[AIM] Can you copy out the data exactly? Leave the images out.

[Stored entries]
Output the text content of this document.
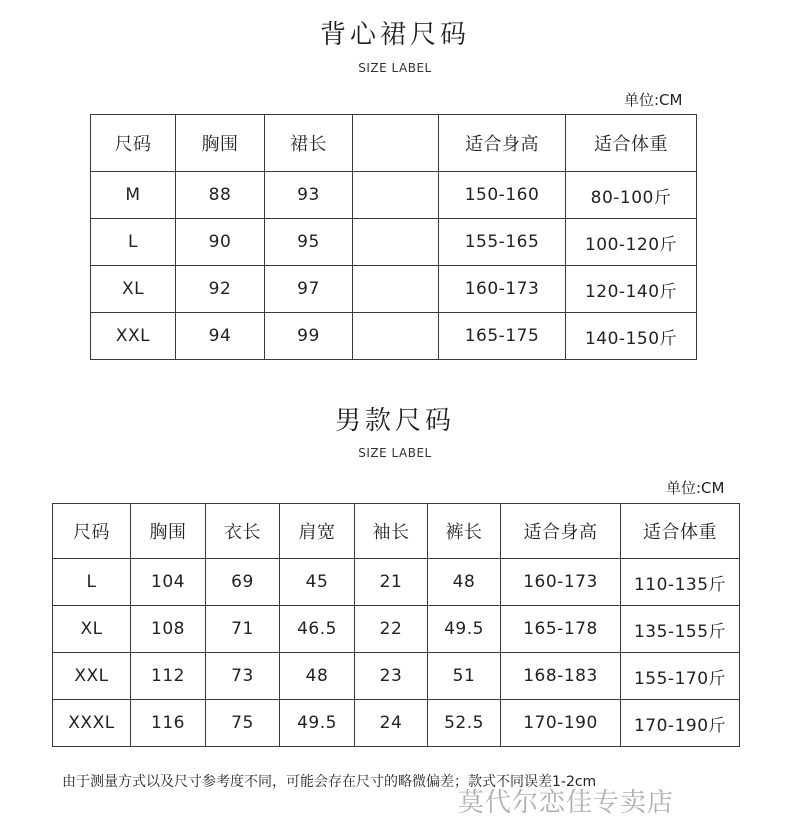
背心裙尺码
SIZE LABEL
单位:CM
尺码	胸围	裙长		适合身高	适合体重
M	88	93		150-160	80-100斤
L	90	95		155-165	100-120斤
XL	92	97		160-173	120-140斤
XXL	94	99		165-175	140-150斤
男款尺码
SIZE LABEL
单位:CM
尺码	胸围	衣长	肩宽	袖长	裤长	适合身高	适合体重
L	104	69	45	21	48	160-173	110-135斤
XL	108	71	46.5	22	49.5	165-178	135-155斤
XXL	112	73	48	23	51	168-183	155-170斤
XXXL	116	75	49.5	24	52.5	170-190	170-190斤
由于测量方式以及尺寸参考度不同，可能会存在尺寸的略微偏差；款式不同误差1-2cm
莫代尔恋佳专卖店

[ANSWER TO THE PROBLEM]
Output the text content of this document.
背心裙尺码
SIZE LABEL
单位:CM
尺码	胸围	裙长		适合身高	适合体重
M	88	93		150-160	80-100斤
L	90	95		155-165	100-120斤
XL	92	97		160-173	120-140斤
XXL	94	99		165-175	140-150斤
男款尺码
SIZE LABEL
单位:CM
尺码	胸围	衣长	肩宽	袖长	裤长	适合身高	适合体重
L	104	69	45	21	48	160-173	110-135斤
XL	108	71	46.5	22	49.5	165-178	135-155斤
XXL	112	73	48	23	51	168-183	155-170斤
XXXL	116	75	49.5	24	52.5	170-190	170-190斤
由于测量方式以及尺寸参考度不同，可能会存在尺寸的略微偏差；款式不同误差1-2cm
莫代尔恋佳专卖店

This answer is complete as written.